* _Exercise_:
Work through the listing below and count the lines that hold "subclasses". Answer with the number alone.

* _Data entries_:
>>>>
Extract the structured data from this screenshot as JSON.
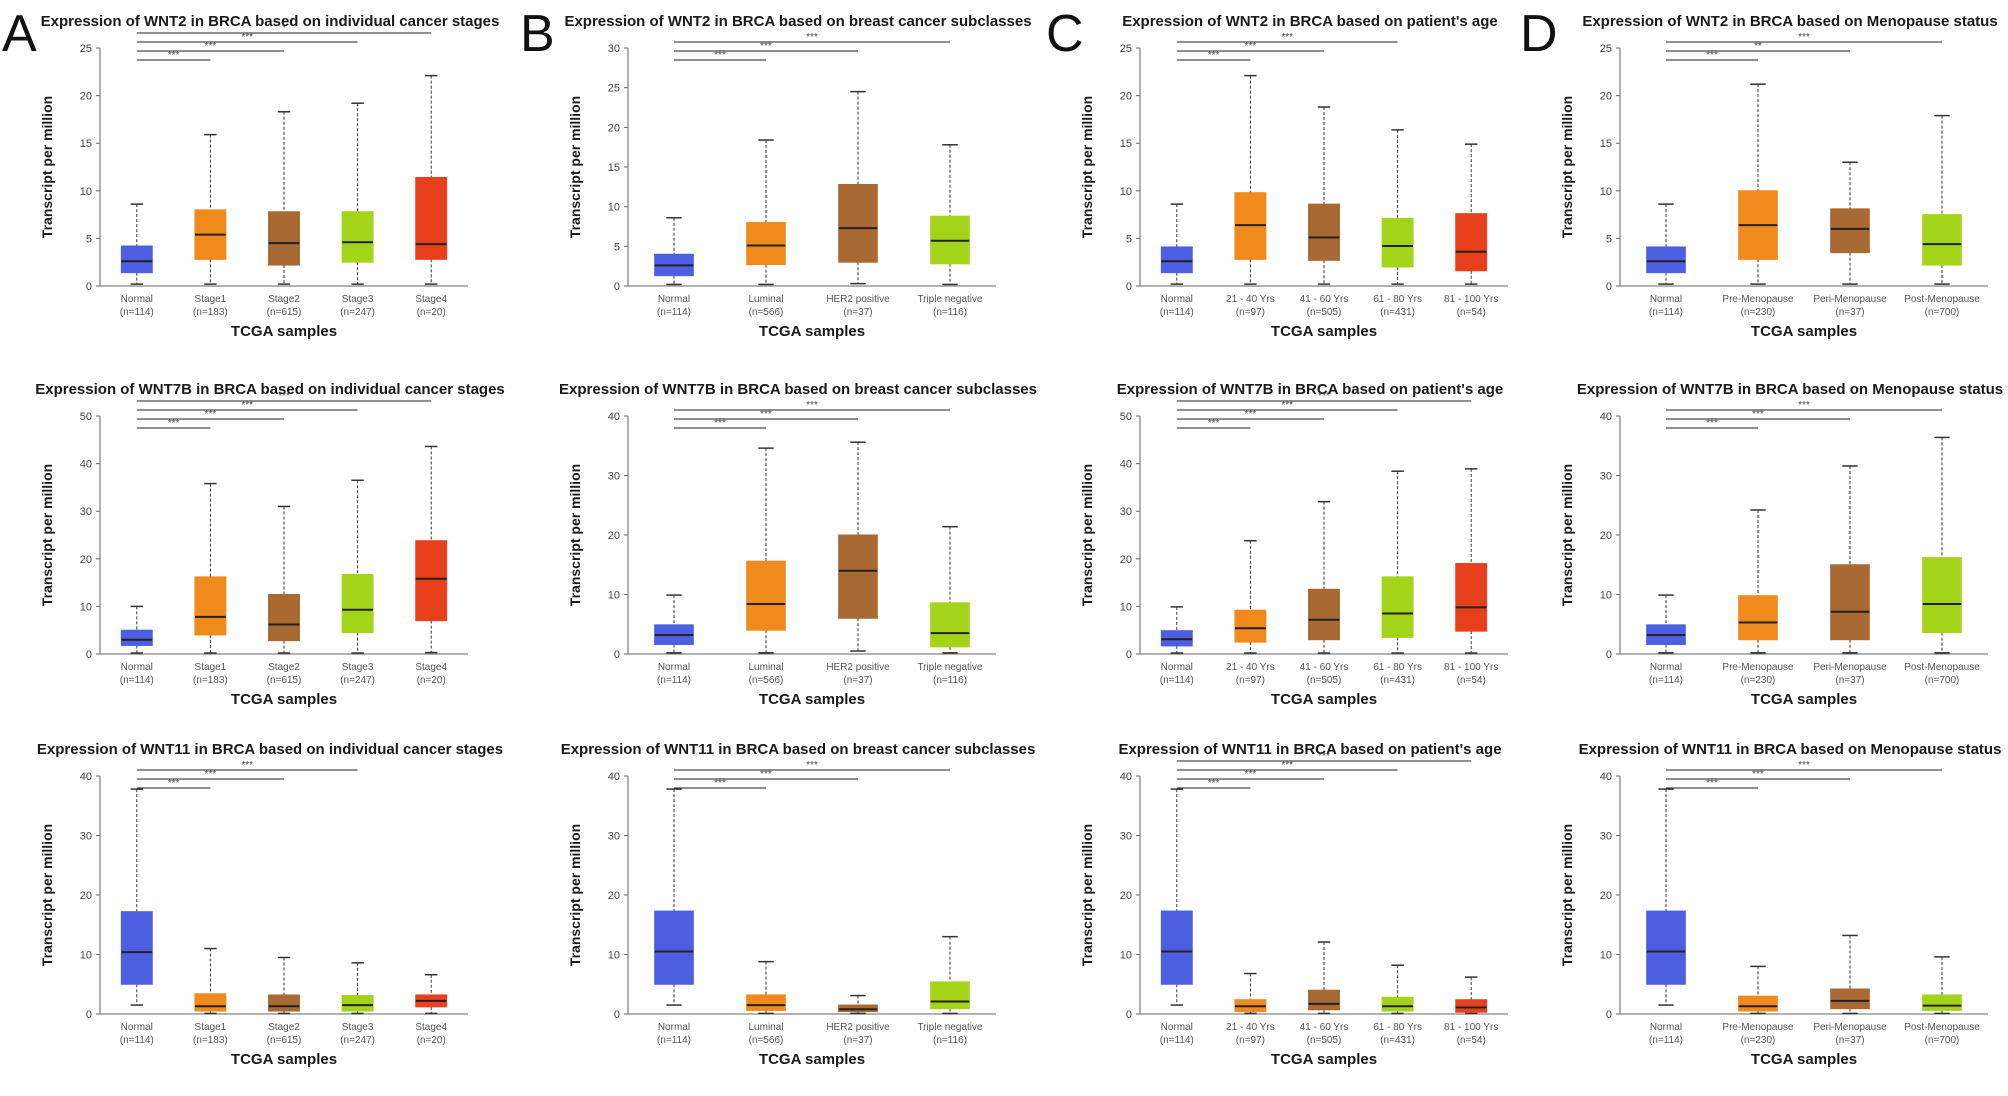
{
  "panels": [
    {
      "letter": "A"
    },
    {
      "letter": "B"
    },
    {
      "letter": "C"
    },
    {
      "letter": "D"
    }
  ],
  "axis_labels": {
    "y": "Transcript per million",
    "x": "TCGA samples"
  },
  "colors": {
    "normal": "#4d5fe0",
    "c1": "#f08a1c",
    "c2": "#a86a32",
    "c3": "#a4d41a",
    "c4": "#e8401c",
    "median": "#222222",
    "whisker": "#333333",
    "sig_line": "#222222"
  },
  "chart_data": [
    {
      "type": "box",
      "title": "Expression of WNT2 in BRCA based on individual cancer stages",
      "ylabel": "Transcript per million",
      "xlabel": "TCGA samples",
      "ylim": [
        0,
        25
      ],
      "yticks": [
        0,
        5,
        10,
        15,
        20,
        25
      ],
      "categories": [
        "Normal",
        "Stage1",
        "Stage2",
        "Stage3",
        "Stage4"
      ],
      "ns": [
        "(n=114)",
        "(n=183)",
        "(n=615)",
        "(n=247)",
        "(n=20)"
      ],
      "boxes": [
        [
          0.2,
          1.4,
          2.6,
          4.2,
          8.6
        ],
        [
          0.2,
          2.8,
          5.4,
          8.0,
          15.9
        ],
        [
          0.2,
          2.2,
          4.5,
          7.8,
          18.3
        ],
        [
          0.2,
          2.5,
          4.6,
          7.8,
          19.2
        ],
        [
          0.2,
          2.8,
          4.4,
          11.4,
          22.1
        ]
      ],
      "sig": [
        {
          "to": 1,
          "label": "***"
        },
        {
          "to": 2,
          "label": "***"
        },
        {
          "to": 3,
          "label": "***"
        },
        {
          "to": 4,
          "label": "*"
        }
      ]
    },
    {
      "type": "box",
      "title": "Expression of WNT2 in BRCA based on breast cancer subclasses",
      "ylabel": "Transcript per million",
      "xlabel": "TCGA samples",
      "ylim": [
        0,
        30
      ],
      "yticks": [
        0,
        5,
        10,
        15,
        20,
        25,
        30
      ],
      "categories": [
        "Normal",
        "Luminal",
        "HER2 positive",
        "Triple negative"
      ],
      "ns": [
        "(n=114)",
        "(n=566)",
        "(n=37)",
        "(n=116)"
      ],
      "boxes": [
        [
          0.2,
          1.3,
          2.6,
          4.0,
          8.6
        ],
        [
          0.2,
          2.7,
          5.1,
          8.0,
          18.4
        ],
        [
          0.3,
          3.0,
          7.3,
          12.8,
          24.5
        ],
        [
          0.2,
          2.8,
          5.7,
          8.8,
          17.8
        ]
      ],
      "sig": [
        {
          "to": 1,
          "label": "***"
        },
        {
          "to": 2,
          "label": "***"
        },
        {
          "to": 3,
          "label": "***"
        }
      ]
    },
    {
      "type": "box",
      "title": "Expression of WNT2 in BRCA based on patient's age",
      "ylabel": "Transcript per million",
      "xlabel": "TCGA samples",
      "ylim": [
        0,
        25
      ],
      "yticks": [
        0,
        5,
        10,
        15,
        20,
        25
      ],
      "categories": [
        "Normal",
        "21 - 40 Yrs",
        "41 - 60 Yrs",
        "61 - 80 Yrs",
        "81 - 100 Yrs"
      ],
      "ns": [
        "(n=114)",
        "(n=97)",
        "(n=505)",
        "(n=431)",
        "(n=54)"
      ],
      "boxes": [
        [
          0.2,
          1.4,
          2.6,
          4.1,
          8.6
        ],
        [
          0.2,
          2.8,
          6.4,
          9.8,
          22.1
        ],
        [
          0.2,
          2.7,
          5.1,
          8.6,
          18.8
        ],
        [
          0.2,
          2.0,
          4.2,
          7.1,
          16.4
        ],
        [
          0.2,
          1.6,
          3.6,
          7.6,
          14.9
        ]
      ],
      "sig": [
        {
          "to": 1,
          "label": "***"
        },
        {
          "to": 2,
          "label": "***"
        },
        {
          "to": 3,
          "label": "***"
        }
      ]
    },
    {
      "type": "box",
      "title": "Expression of WNT2 in BRCA based on Menopause status",
      "ylabel": "Transcript per million",
      "xlabel": "TCGA samples",
      "ylim": [
        0,
        25
      ],
      "yticks": [
        0,
        5,
        10,
        15,
        20,
        25
      ],
      "categories": [
        "Normal",
        "Pre-Menopause",
        "Peri-Menopause",
        "Post-Menopause"
      ],
      "ns": [
        "(n=114)",
        "(n=230)",
        "(n=37)",
        "(n=700)"
      ],
      "boxes": [
        [
          0.2,
          1.4,
          2.6,
          4.1,
          8.6
        ],
        [
          0.2,
          2.8,
          6.4,
          10.0,
          21.2
        ],
        [
          0.2,
          3.5,
          6.0,
          8.1,
          13.0
        ],
        [
          0.2,
          2.2,
          4.4,
          7.5,
          17.9
        ]
      ],
      "sig": [
        {
          "to": 1,
          "label": "***"
        },
        {
          "to": 2,
          "label": "**"
        },
        {
          "to": 3,
          "label": "***"
        }
      ]
    },
    {
      "type": "box",
      "title": "Expression of WNT7B in BRCA based on individual cancer stages",
      "ylabel": "Transcript per million",
      "xlabel": "TCGA samples",
      "ylim": [
        0,
        50
      ],
      "yticks": [
        0,
        10,
        20,
        30,
        40,
        50
      ],
      "categories": [
        "Normal",
        "Stage1",
        "Stage2",
        "Stage3",
        "Stage4"
      ],
      "ns": [
        "(n=114)",
        "(n=183)",
        "(n=615)",
        "(n=247)",
        "(n=20)"
      ],
      "boxes": [
        [
          0.2,
          1.8,
          3.0,
          5.0,
          10.0
        ],
        [
          0.2,
          4.0,
          7.8,
          16.2,
          35.8
        ],
        [
          0.2,
          2.8,
          6.2,
          12.5,
          31.0
        ],
        [
          0.2,
          4.5,
          9.3,
          16.7,
          36.5
        ],
        [
          0.3,
          7.0,
          15.8,
          23.8,
          43.6
        ]
      ],
      "sig": [
        {
          "to": 1,
          "label": "***"
        },
        {
          "to": 2,
          "label": "***"
        },
        {
          "to": 3,
          "label": "***"
        },
        {
          "to": 4,
          "label": "***"
        }
      ]
    },
    {
      "type": "box",
      "title": "Expression of WNT7B in BRCA based on breast cancer subclasses",
      "ylabel": "Transcript per million",
      "xlabel": "TCGA samples",
      "ylim": [
        0,
        40
      ],
      "yticks": [
        0,
        10,
        20,
        30,
        40
      ],
      "categories": [
        "Normal",
        "Luminal",
        "HER2 positive",
        "Triple negative"
      ],
      "ns": [
        "(n=114)",
        "(n=566)",
        "(n=37)",
        "(n=116)"
      ],
      "boxes": [
        [
          0.2,
          1.6,
          3.2,
          4.9,
          9.9
        ],
        [
          0.2,
          4.0,
          8.4,
          15.6,
          34.6
        ],
        [
          0.5,
          6.0,
          14.0,
          20.0,
          35.6
        ],
        [
          0.2,
          1.2,
          3.5,
          8.6,
          21.4
        ]
      ],
      "sig": [
        {
          "to": 1,
          "label": "***"
        },
        {
          "to": 2,
          "label": "***"
        },
        {
          "to": 3,
          "label": "***"
        }
      ]
    },
    {
      "type": "box",
      "title": "Expression of WNT7B in BRCA based on patient's age",
      "ylabel": "Transcript per million",
      "xlabel": "TCGA samples",
      "ylim": [
        0,
        50
      ],
      "yticks": [
        0,
        10,
        20,
        30,
        40,
        50
      ],
      "categories": [
        "Normal",
        "21 - 40 Yrs",
        "41 - 60 Yrs",
        "61 - 80 Yrs",
        "81 - 100 Yrs"
      ],
      "ns": [
        "(n=114)",
        "(n=97)",
        "(n=505)",
        "(n=431)",
        "(n=54)"
      ],
      "boxes": [
        [
          0.2,
          1.7,
          3.1,
          4.9,
          9.9
        ],
        [
          0.2,
          2.5,
          5.4,
          9.2,
          23.8
        ],
        [
          0.2,
          3.0,
          7.2,
          13.6,
          32.0
        ],
        [
          0.2,
          3.5,
          8.5,
          16.2,
          38.4
        ],
        [
          0.2,
          4.8,
          9.8,
          19.0,
          38.9
        ]
      ],
      "sig": [
        {
          "to": 1,
          "label": "***"
        },
        {
          "to": 2,
          "label": "***"
        },
        {
          "to": 3,
          "label": "***"
        },
        {
          "to": 4,
          "label": "***"
        }
      ]
    },
    {
      "type": "box",
      "title": "Expression of WNT7B in BRCA based on Menopause status",
      "ylabel": "Transcript per million",
      "xlabel": "TCGA samples",
      "ylim": [
        0,
        40
      ],
      "yticks": [
        0,
        10,
        20,
        30,
        40
      ],
      "categories": [
        "Normal",
        "Pre-Menopause",
        "Peri-Menopause",
        "Post-Menopause"
      ],
      "ns": [
        "(n=114)",
        "(n=230)",
        "(n=37)",
        "(n=700)"
      ],
      "boxes": [
        [
          0.2,
          1.6,
          3.2,
          4.9,
          9.9
        ],
        [
          0.2,
          2.4,
          5.3,
          9.8,
          24.2
        ],
        [
          0.2,
          2.4,
          7.1,
          15.0,
          31.6
        ],
        [
          0.2,
          3.6,
          8.4,
          16.2,
          36.4
        ]
      ],
      "sig": [
        {
          "to": 1,
          "label": "***"
        },
        {
          "to": 2,
          "label": "***"
        },
        {
          "to": 3,
          "label": "***"
        }
      ]
    },
    {
      "type": "box",
      "title": "Expression of WNT11 in BRCA based on individual cancer stages",
      "ylabel": "Transcript per million",
      "xlabel": "TCGA samples",
      "ylim": [
        0,
        40
      ],
      "yticks": [
        0,
        10,
        20,
        30,
        40
      ],
      "categories": [
        "Normal",
        "Stage1",
        "Stage2",
        "Stage3",
        "Stage4"
      ],
      "ns": [
        "(n=114)",
        "(n=183)",
        "(n=615)",
        "(n=247)",
        "(n=20)"
      ],
      "boxes": [
        [
          1.5,
          5.0,
          10.4,
          17.2,
          37.8
        ],
        [
          0.1,
          0.5,
          1.3,
          3.4,
          11.0
        ],
        [
          0.1,
          0.5,
          1.3,
          3.2,
          9.5
        ],
        [
          0.1,
          0.5,
          1.5,
          3.1,
          8.6
        ],
        [
          0.1,
          1.2,
          2.2,
          3.2,
          6.6
        ]
      ],
      "sig": [
        {
          "to": 1,
          "label": "***"
        },
        {
          "to": 2,
          "label": "***"
        },
        {
          "to": 3,
          "label": "***"
        }
      ]
    },
    {
      "type": "box",
      "title": "Expression of WNT11 in BRCA based on breast cancer subclasses",
      "ylabel": "Transcript per million",
      "xlabel": "TCGA samples",
      "ylim": [
        0,
        40
      ],
      "yticks": [
        0,
        10,
        20,
        30,
        40
      ],
      "categories": [
        "Normal",
        "Luminal",
        "HER2 positive",
        "Triple negative"
      ],
      "ns": [
        "(n=114)",
        "(n=566)",
        "(n=37)",
        "(n=116)"
      ],
      "boxes": [
        [
          1.5,
          5.0,
          10.5,
          17.3,
          37.8
        ],
        [
          0.1,
          0.6,
          1.5,
          3.2,
          8.8
        ],
        [
          0.1,
          0.4,
          0.8,
          1.5,
          3.1
        ],
        [
          0.1,
          0.9,
          2.1,
          5.4,
          13.0
        ]
      ],
      "sig": [
        {
          "to": 1,
          "label": "***"
        },
        {
          "to": 2,
          "label": "***"
        },
        {
          "to": 3,
          "label": "***"
        }
      ]
    },
    {
      "type": "box",
      "title": "Expression of WNT11 in BRCA based on patient's age",
      "ylabel": "Transcript per million",
      "xlabel": "TCGA samples",
      "ylim": [
        0,
        40
      ],
      "yticks": [
        0,
        10,
        20,
        30,
        40
      ],
      "categories": [
        "Normal",
        "21 - 40 Yrs",
        "41 - 60 Yrs",
        "61 - 80 Yrs",
        "81 - 100 Yrs"
      ],
      "ns": [
        "(n=114)",
        "(n=97)",
        "(n=505)",
        "(n=431)",
        "(n=54)"
      ],
      "boxes": [
        [
          1.5,
          5.0,
          10.5,
          17.3,
          37.8
        ],
        [
          0.1,
          0.4,
          1.3,
          2.4,
          6.8
        ],
        [
          0.1,
          0.7,
          1.7,
          4.0,
          12.1
        ],
        [
          0.1,
          0.5,
          1.3,
          2.8,
          8.2
        ],
        [
          0.1,
          0.3,
          1.1,
          2.4,
          6.2
        ]
      ],
      "sig": [
        {
          "to": 1,
          "label": "***"
        },
        {
          "to": 2,
          "label": "***"
        },
        {
          "to": 3,
          "label": "***"
        },
        {
          "to": 4,
          "label": "***"
        }
      ]
    },
    {
      "type": "box",
      "title": "Expression of WNT11 in BRCA based on Menopause status",
      "ylabel": "Transcript per million",
      "xlabel": "TCGA samples",
      "ylim": [
        0,
        40
      ],
      "yticks": [
        0,
        10,
        20,
        30,
        40
      ],
      "categories": [
        "Normal",
        "Pre-Menopause",
        "Peri-Menopause",
        "Post-Menopause"
      ],
      "ns": [
        "(n=114)",
        "(n=230)",
        "(n=37)",
        "(n=700)"
      ],
      "boxes": [
        [
          1.5,
          5.0,
          10.5,
          17.3,
          37.8
        ],
        [
          0.1,
          0.5,
          1.3,
          3.0,
          8.0
        ],
        [
          0.1,
          0.9,
          2.2,
          4.2,
          13.2
        ],
        [
          0.1,
          0.6,
          1.4,
          3.2,
          9.6
        ]
      ],
      "sig": [
        {
          "to": 1,
          "label": "***"
        },
        {
          "to": 2,
          "label": "***"
        },
        {
          "to": 3,
          "label": "***"
        }
      ]
    }
  ]
}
<<<<
* _Solution to the problem_:
3